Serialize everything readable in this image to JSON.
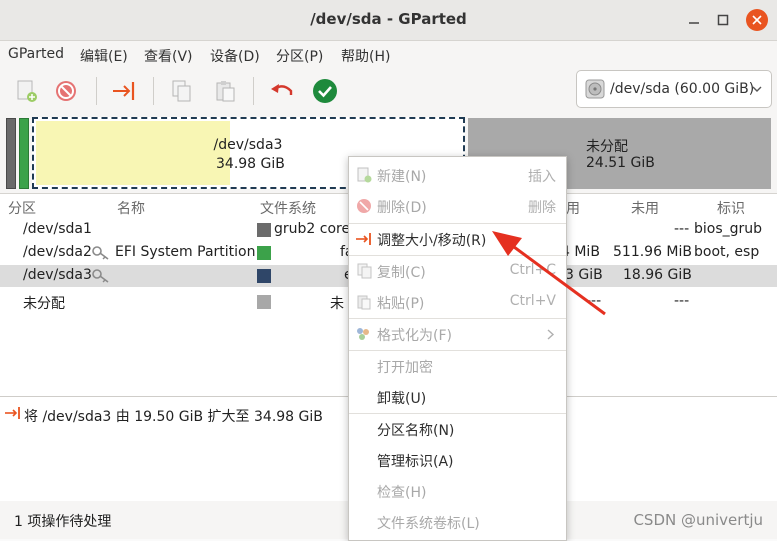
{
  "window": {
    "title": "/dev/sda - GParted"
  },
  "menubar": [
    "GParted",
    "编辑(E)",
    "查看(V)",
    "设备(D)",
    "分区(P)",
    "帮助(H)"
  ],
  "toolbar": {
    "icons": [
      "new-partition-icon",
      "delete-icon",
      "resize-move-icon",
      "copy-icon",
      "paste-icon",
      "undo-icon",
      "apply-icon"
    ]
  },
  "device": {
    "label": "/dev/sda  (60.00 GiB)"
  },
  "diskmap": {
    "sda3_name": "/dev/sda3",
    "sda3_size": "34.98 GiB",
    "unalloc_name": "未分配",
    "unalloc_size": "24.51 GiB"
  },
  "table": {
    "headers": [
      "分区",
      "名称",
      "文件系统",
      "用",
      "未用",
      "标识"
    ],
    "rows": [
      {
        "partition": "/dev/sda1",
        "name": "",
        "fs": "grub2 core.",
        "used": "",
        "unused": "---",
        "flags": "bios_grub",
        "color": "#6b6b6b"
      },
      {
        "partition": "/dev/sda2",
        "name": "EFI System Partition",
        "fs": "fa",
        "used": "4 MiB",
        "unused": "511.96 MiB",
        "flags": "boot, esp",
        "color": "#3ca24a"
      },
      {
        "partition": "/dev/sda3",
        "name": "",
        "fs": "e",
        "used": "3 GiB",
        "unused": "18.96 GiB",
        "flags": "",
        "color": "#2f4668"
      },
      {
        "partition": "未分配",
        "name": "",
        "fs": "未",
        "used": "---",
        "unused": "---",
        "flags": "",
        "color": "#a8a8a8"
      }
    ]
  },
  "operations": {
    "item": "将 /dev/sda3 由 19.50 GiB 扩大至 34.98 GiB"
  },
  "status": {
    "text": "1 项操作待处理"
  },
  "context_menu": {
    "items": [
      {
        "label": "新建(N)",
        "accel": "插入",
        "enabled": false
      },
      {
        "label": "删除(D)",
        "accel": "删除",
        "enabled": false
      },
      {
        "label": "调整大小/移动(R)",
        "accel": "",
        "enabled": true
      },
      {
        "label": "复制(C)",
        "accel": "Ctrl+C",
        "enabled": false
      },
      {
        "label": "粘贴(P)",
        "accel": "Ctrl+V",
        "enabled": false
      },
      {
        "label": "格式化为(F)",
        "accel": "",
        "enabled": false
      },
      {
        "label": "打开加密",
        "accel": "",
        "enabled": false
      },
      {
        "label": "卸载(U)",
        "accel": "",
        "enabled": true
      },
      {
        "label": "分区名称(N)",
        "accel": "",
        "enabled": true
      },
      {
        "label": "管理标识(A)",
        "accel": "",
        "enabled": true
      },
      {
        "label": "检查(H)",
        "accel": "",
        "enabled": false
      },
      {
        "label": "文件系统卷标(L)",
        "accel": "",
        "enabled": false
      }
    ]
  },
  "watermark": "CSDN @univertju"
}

--------------------------------------------------

Problem requirements: Strip the images and reproduce the remaining records precisely.

Output of the task:
Serialize everything readable in this image to JSON.
{
  "window": {
    "title": "/dev/sda - GParted"
  },
  "menubar": [
    "GParted",
    "编辑(E)",
    "查看(V)",
    "设备(D)",
    "分区(P)",
    "帮助(H)"
  ],
  "toolbar": {
    "icons": [
      "new-partition-icon",
      "delete-icon",
      "resize-move-icon",
      "copy-icon",
      "paste-icon",
      "undo-icon",
      "apply-icon"
    ]
  },
  "device": {
    "label": "/dev/sda  (60.00 GiB)"
  },
  "diskmap": {
    "sda3_name": "/dev/sda3",
    "sda3_size": "34.98 GiB",
    "unalloc_name": "未分配",
    "unalloc_size": "24.51 GiB"
  },
  "table": {
    "headers": [
      "分区",
      "名称",
      "文件系统",
      "用",
      "未用",
      "标识"
    ],
    "rows": [
      {
        "partition": "/dev/sda1",
        "name": "",
        "fs": "grub2 core.",
        "used": "",
        "unused": "---",
        "flags": "bios_grub",
        "color": "#6b6b6b"
      },
      {
        "partition": "/dev/sda2",
        "name": "EFI System Partition",
        "fs": "fa",
        "used": "4 MiB",
        "unused": "511.96 MiB",
        "flags": "boot, esp",
        "color": "#3ca24a"
      },
      {
        "partition": "/dev/sda3",
        "name": "",
        "fs": "e",
        "used": "3 GiB",
        "unused": "18.96 GiB",
        "flags": "",
        "color": "#2f4668"
      },
      {
        "partition": "未分配",
        "name": "",
        "fs": "未",
        "used": "---",
        "unused": "---",
        "flags": "",
        "color": "#a8a8a8"
      }
    ]
  },
  "operations": {
    "item": "将 /dev/sda3 由 19.50 GiB 扩大至 34.98 GiB"
  },
  "status": {
    "text": "1 项操作待处理"
  },
  "context_menu": {
    "items": [
      {
        "label": "新建(N)",
        "accel": "插入",
        "enabled": false
      },
      {
        "label": "删除(D)",
        "accel": "删除",
        "enabled": false
      },
      {
        "label": "调整大小/移动(R)",
        "accel": "",
        "enabled": true
      },
      {
        "label": "复制(C)",
        "accel": "Ctrl+C",
        "enabled": false
      },
      {
        "label": "粘贴(P)",
        "accel": "Ctrl+V",
        "enabled": false
      },
      {
        "label": "格式化为(F)",
        "accel": "",
        "enabled": false
      },
      {
        "label": "打开加密",
        "accel": "",
        "enabled": false
      },
      {
        "label": "卸载(U)",
        "accel": "",
        "enabled": true
      },
      {
        "label": "分区名称(N)",
        "accel": "",
        "enabled": true
      },
      {
        "label": "管理标识(A)",
        "accel": "",
        "enabled": true
      },
      {
        "label": "检查(H)",
        "accel": "",
        "enabled": false
      },
      {
        "label": "文件系统卷标(L)",
        "accel": "",
        "enabled": false
      }
    ]
  },
  "watermark": "CSDN @univertju"
}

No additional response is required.